*WHAT TO DO*
Reproduce every row below verbatim, but leave out the pictures.

[Element boundary rows]
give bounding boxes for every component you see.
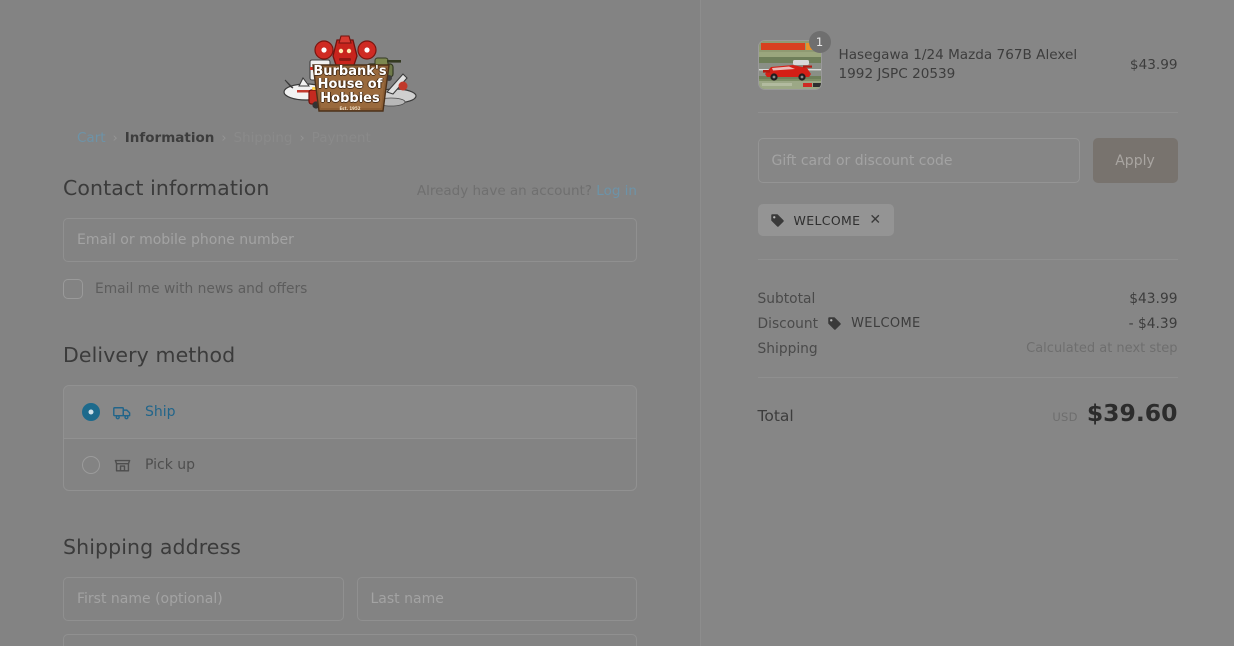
name-fields-row bbox=[63, 577, 637, 621]
breadcrumb-item-payment: Payment bbox=[311, 130, 371, 146]
account-prompt-text: Already have an account? bbox=[416, 183, 592, 199]
subtotal-value: $43.99 bbox=[1129, 290, 1178, 307]
subtotal-label: Subtotal bbox=[757, 290, 816, 307]
discount-code-input[interactable] bbox=[757, 138, 1080, 183]
chevron-right-icon: › bbox=[112, 130, 118, 146]
tag-icon bbox=[827, 316, 842, 331]
totals-row-shipping: Shipping Calculated at next step bbox=[758, 336, 1178, 361]
address-input[interactable] bbox=[63, 634, 637, 646]
totals-row-discount: Discount WELCOME - $4.39 bbox=[758, 311, 1178, 336]
order-line-item: 1 Hasegawa 1/24 Mazda 767B Alexel 1992 J… bbox=[757, 31, 1178, 112]
delivery-option-ship[interactable]: Ship bbox=[64, 386, 636, 438]
order-summary-panel: 1 Hasegawa 1/24 Mazda 767B Alexel 1992 J… bbox=[700, 0, 1234, 646]
checkout-page: Burbank's House of Hobbies Est. 1952 Car… bbox=[0, 0, 1234, 646]
apply-discount-button[interactable]: Apply bbox=[1092, 138, 1178, 183]
tag-icon bbox=[770, 213, 785, 228]
breadcrumb: Cart › Information › Shipping › Payment bbox=[63, 130, 637, 146]
discount-applied-code: WELCOME bbox=[851, 316, 921, 331]
first-name-input[interactable] bbox=[63, 577, 344, 621]
shipping-value: Calculated at next step bbox=[1026, 341, 1178, 356]
total-amount: $39.60 bbox=[1086, 399, 1178, 427]
store-logo[interactable]: Burbank's House of Hobbies Est. 1952 bbox=[63, 34, 637, 114]
account-prompt: Already have an account? Log in bbox=[417, 183, 637, 199]
storefront-icon bbox=[113, 455, 132, 474]
truck-icon bbox=[113, 403, 132, 422]
breadcrumb-item-cart[interactable]: Cart bbox=[77, 130, 106, 146]
discount-code-row: Apply bbox=[757, 113, 1178, 183]
remove-discount-icon[interactable]: ✕ bbox=[869, 213, 881, 227]
grand-total-row: Total USD $39.60 bbox=[758, 378, 1178, 427]
order-totals: Subtotal $43.99 Discount WELCOME - $4.39… bbox=[758, 260, 1178, 361]
contact-information-header: Contact information Already have an acco… bbox=[63, 176, 637, 200]
discount-value: - $4.39 bbox=[1128, 315, 1178, 332]
delivery-method-title: Delivery method bbox=[63, 343, 236, 367]
newsletter-checkbox[interactable] bbox=[63, 279, 83, 299]
checkout-main-column: Burbank's House of Hobbies Est. 1952 Car… bbox=[0, 0, 700, 646]
delivery-method-options: Ship Pick up bbox=[63, 385, 637, 491]
log-in-link[interactable]: Log in bbox=[596, 183, 637, 199]
chevron-right-icon: › bbox=[299, 130, 305, 146]
discount-label: Discount bbox=[757, 315, 819, 332]
product-thumbnail-wrap: 1 bbox=[757, 31, 831, 90]
ship-radio[interactable] bbox=[82, 403, 100, 421]
totals-row-subtotal: Subtotal $43.99 bbox=[758, 286, 1178, 311]
last-name-input[interactable] bbox=[356, 577, 637, 621]
product-title: Hasegawa 1/24 Mazda 767B Alexel 1992 JSP… bbox=[838, 46, 1078, 82]
shipping-address-title: Shipping address bbox=[63, 535, 242, 559]
newsletter-label: Email me with news and offers bbox=[95, 281, 308, 297]
product-price: $43.99 bbox=[1129, 57, 1178, 73]
pickup-label: Pick up bbox=[145, 456, 196, 473]
chevron-right-icon: › bbox=[221, 130, 227, 146]
applied-discount-welcome: WELCOME ✕ bbox=[757, 204, 894, 236]
shipping-label: Shipping bbox=[757, 340, 818, 357]
pickup-radio[interactable] bbox=[82, 455, 100, 474]
breadcrumb-item-shipping: Shipping bbox=[233, 130, 293, 146]
burbanks-house-of-hobbies-logo: Burbank's House of Hobbies Est. 1952 bbox=[279, 34, 421, 114]
breadcrumb-item-information: Information bbox=[124, 130, 215, 146]
quantity-badge: 1 bbox=[808, 31, 831, 53]
logo-artwork bbox=[283, 35, 417, 112]
ship-label: Ship bbox=[145, 404, 176, 420]
delivery-option-pickup[interactable]: Pick up bbox=[64, 438, 636, 490]
total-currency: USD bbox=[1052, 410, 1078, 424]
newsletter-opt-in-row[interactable]: Email me with news and offers bbox=[63, 279, 637, 299]
total-label: Total bbox=[757, 407, 794, 425]
applied-discount-code: WELCOME bbox=[793, 212, 861, 228]
email-or-phone-input[interactable] bbox=[63, 218, 637, 262]
contact-information-title: Contact information bbox=[63, 176, 270, 200]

*SOLUTION FOR THIS PROBLEM*
give bounding boxes for every component you see.
name-fields-row bbox=[63, 577, 637, 621]
breadcrumb-item-payment: Payment bbox=[311, 130, 371, 146]
account-prompt-text: Already have an account? bbox=[416, 183, 592, 199]
subtotal-value: $43.99 bbox=[1129, 290, 1178, 307]
subtotal-label: Subtotal bbox=[757, 290, 816, 307]
discount-code-input[interactable] bbox=[757, 138, 1080, 183]
chevron-right-icon: › bbox=[112, 130, 118, 146]
tag-icon bbox=[827, 316, 842, 331]
totals-row-shipping: Shipping Calculated at next step bbox=[758, 336, 1178, 361]
address-input[interactable] bbox=[63, 634, 637, 646]
totals-row-discount: Discount WELCOME - $4.39 bbox=[758, 311, 1178, 336]
order-line-item: 1 Hasegawa 1/24 Mazda 767B Alexel 1992 J… bbox=[757, 31, 1178, 112]
delivery-option-ship[interactable]: Ship bbox=[64, 386, 636, 438]
order-summary-panel: 1 Hasegawa 1/24 Mazda 767B Alexel 1992 J… bbox=[700, 0, 1234, 646]
checkout-page: Burbank's House of Hobbies Est. 1952 Car… bbox=[0, 0, 1234, 646]
apply-discount-button[interactable]: Apply bbox=[1092, 138, 1178, 183]
tag-icon bbox=[770, 213, 785, 228]
breadcrumb: Cart › Information › Shipping › Payment bbox=[63, 130, 637, 146]
discount-applied-code: WELCOME bbox=[851, 316, 921, 331]
first-name-input[interactable] bbox=[63, 577, 344, 621]
shipping-value: Calculated at next step bbox=[1026, 341, 1178, 356]
total-amount: $39.60 bbox=[1086, 399, 1178, 427]
store-logo[interactable]: Burbank's House of Hobbies Est. 1952 bbox=[63, 34, 637, 114]
account-prompt: Already have an account? Log in bbox=[417, 183, 637, 199]
storefront-icon bbox=[113, 455, 132, 474]
truck-icon bbox=[113, 403, 132, 422]
breadcrumb-item-cart[interactable]: Cart bbox=[77, 130, 106, 146]
discount-code-row: Apply bbox=[757, 113, 1178, 183]
remove-discount-icon[interactable]: ✕ bbox=[869, 213, 881, 227]
grand-total-row: Total USD $39.60 bbox=[758, 378, 1178, 427]
order-totals: Subtotal $43.99 Discount WELCOME - $4.39… bbox=[758, 260, 1178, 361]
contact-information-header: Contact information Already have an acco… bbox=[63, 176, 637, 200]
discount-value: - $4.39 bbox=[1128, 315, 1178, 332]
delivery-method-title: Delivery method bbox=[63, 343, 236, 367]
newsletter-checkbox[interactable] bbox=[63, 279, 83, 299]
checkout-main-column: Burbank's House of Hobbies Est. 1952 Car… bbox=[0, 0, 700, 646]
delivery-method-options: Ship Pick up bbox=[63, 385, 637, 491]
log-in-link[interactable]: Log in bbox=[596, 183, 637, 199]
chevron-right-icon: › bbox=[299, 130, 305, 146]
discount-label: Discount bbox=[757, 315, 819, 332]
product-thumbnail-wrap: 1 bbox=[757, 31, 831, 90]
ship-radio[interactable] bbox=[82, 403, 100, 421]
totals-row-subtotal: Subtotal $43.99 bbox=[758, 286, 1178, 311]
last-name-input[interactable] bbox=[356, 577, 637, 621]
product-title: Hasegawa 1/24 Mazda 767B Alexel 1992 JSP… bbox=[838, 46, 1078, 82]
shipping-address-title: Shipping address bbox=[63, 535, 242, 559]
newsletter-label: Email me with news and offers bbox=[95, 281, 308, 297]
product-price: $43.99 bbox=[1129, 57, 1178, 73]
pickup-label: Pick up bbox=[145, 456, 196, 473]
chevron-right-icon: › bbox=[221, 130, 227, 146]
applied-discount-welcome: WELCOME ✕ bbox=[757, 204, 894, 236]
shipping-label: Shipping bbox=[757, 340, 818, 357]
pickup-radio[interactable] bbox=[82, 455, 100, 474]
breadcrumb-item-shipping: Shipping bbox=[233, 130, 293, 146]
burbanks-house-of-hobbies-logo: Burbank's House of Hobbies Est. 1952 bbox=[279, 34, 421, 114]
breadcrumb-item-information: Information bbox=[124, 130, 215, 146]
quantity-badge: 1 bbox=[808, 31, 831, 53]
logo-artwork bbox=[283, 35, 417, 112]
ship-label: Ship bbox=[145, 404, 176, 420]
delivery-option-pickup[interactable]: Pick up bbox=[64, 438, 636, 490]
total-currency: USD bbox=[1052, 410, 1078, 424]
newsletter-opt-in-row[interactable]: Email me with news and offers bbox=[63, 279, 637, 299]
total-label: Total bbox=[757, 407, 794, 425]
applied-discount-code: WELCOME bbox=[793, 212, 861, 228]
email-or-phone-input[interactable] bbox=[63, 218, 637, 262]
contact-information-title: Contact information bbox=[63, 176, 270, 200]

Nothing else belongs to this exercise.